A block of data
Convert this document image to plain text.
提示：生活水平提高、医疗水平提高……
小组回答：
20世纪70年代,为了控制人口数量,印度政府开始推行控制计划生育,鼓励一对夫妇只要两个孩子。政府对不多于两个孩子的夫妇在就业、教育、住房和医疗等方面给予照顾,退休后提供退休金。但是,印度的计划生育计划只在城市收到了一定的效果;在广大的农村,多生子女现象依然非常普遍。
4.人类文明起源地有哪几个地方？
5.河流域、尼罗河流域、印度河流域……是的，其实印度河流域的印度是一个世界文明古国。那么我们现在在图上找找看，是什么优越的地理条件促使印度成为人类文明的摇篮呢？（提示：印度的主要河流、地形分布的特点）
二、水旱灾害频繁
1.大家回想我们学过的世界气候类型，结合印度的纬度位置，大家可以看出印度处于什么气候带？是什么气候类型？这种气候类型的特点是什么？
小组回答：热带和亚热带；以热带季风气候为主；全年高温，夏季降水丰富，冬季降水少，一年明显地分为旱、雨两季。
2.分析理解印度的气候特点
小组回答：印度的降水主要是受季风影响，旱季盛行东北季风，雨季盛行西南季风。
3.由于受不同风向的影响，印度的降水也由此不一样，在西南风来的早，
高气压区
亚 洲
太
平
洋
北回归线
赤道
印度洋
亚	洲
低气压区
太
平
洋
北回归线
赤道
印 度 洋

To do ->
Extract the complete listing above, reproducing each line exactly.

Output of the task ->
Convert this document image to plain text.
提示：生活水平提高、医疗水平提高……
小组回答：
20世纪70年代,为了控制人口数量,印度政府开始推行控制计划生育,鼓励一对夫妇只要两个孩子。政府对不多于两个孩子的夫妇在就业、教育、住房和医疗等方面给予照顾,退休后提供退休金。但是,印度的计划生育计划只在城市收到了一定的效果;在广大的农村,多生子女现象依然非常普遍。
4.人类文明起源地有哪几个地方？
5.河流域、尼罗河流域、印度河流域……是的，其实印度河流域的印度是一个世界文明古国。那么我们现在在图上找找看，是什么优越的地理条件促使印度成为人类文明的摇篮呢？（提示：印度的主要河流、地形分布的特点）
二、水旱灾害频繁
1.大家回想我们学过的世界气候类型，结合印度的纬度位置，大家可以看出印度处于什么气候带？是什么气候类型？这种气候类型的特点是什么？
小组回答：热带和亚热带；以热带季风气候为主；全年高温，夏季降水丰富，冬季降水少，一年明显地分为旱、雨两季。
2.分析理解印度的气候特点
小组回答：印度的降水主要是受季风影响，旱季盛行东北季风，雨季盛行西南季风。
3.由于受不同风向的影响，印度的降水也由此不一样，在西南风来的早，
高气压区
亚 洲
太
平
洋
北回归线
赤道
印度洋
亚	洲
低气压区
太
平
洋
北回归线
赤道
印 度 洋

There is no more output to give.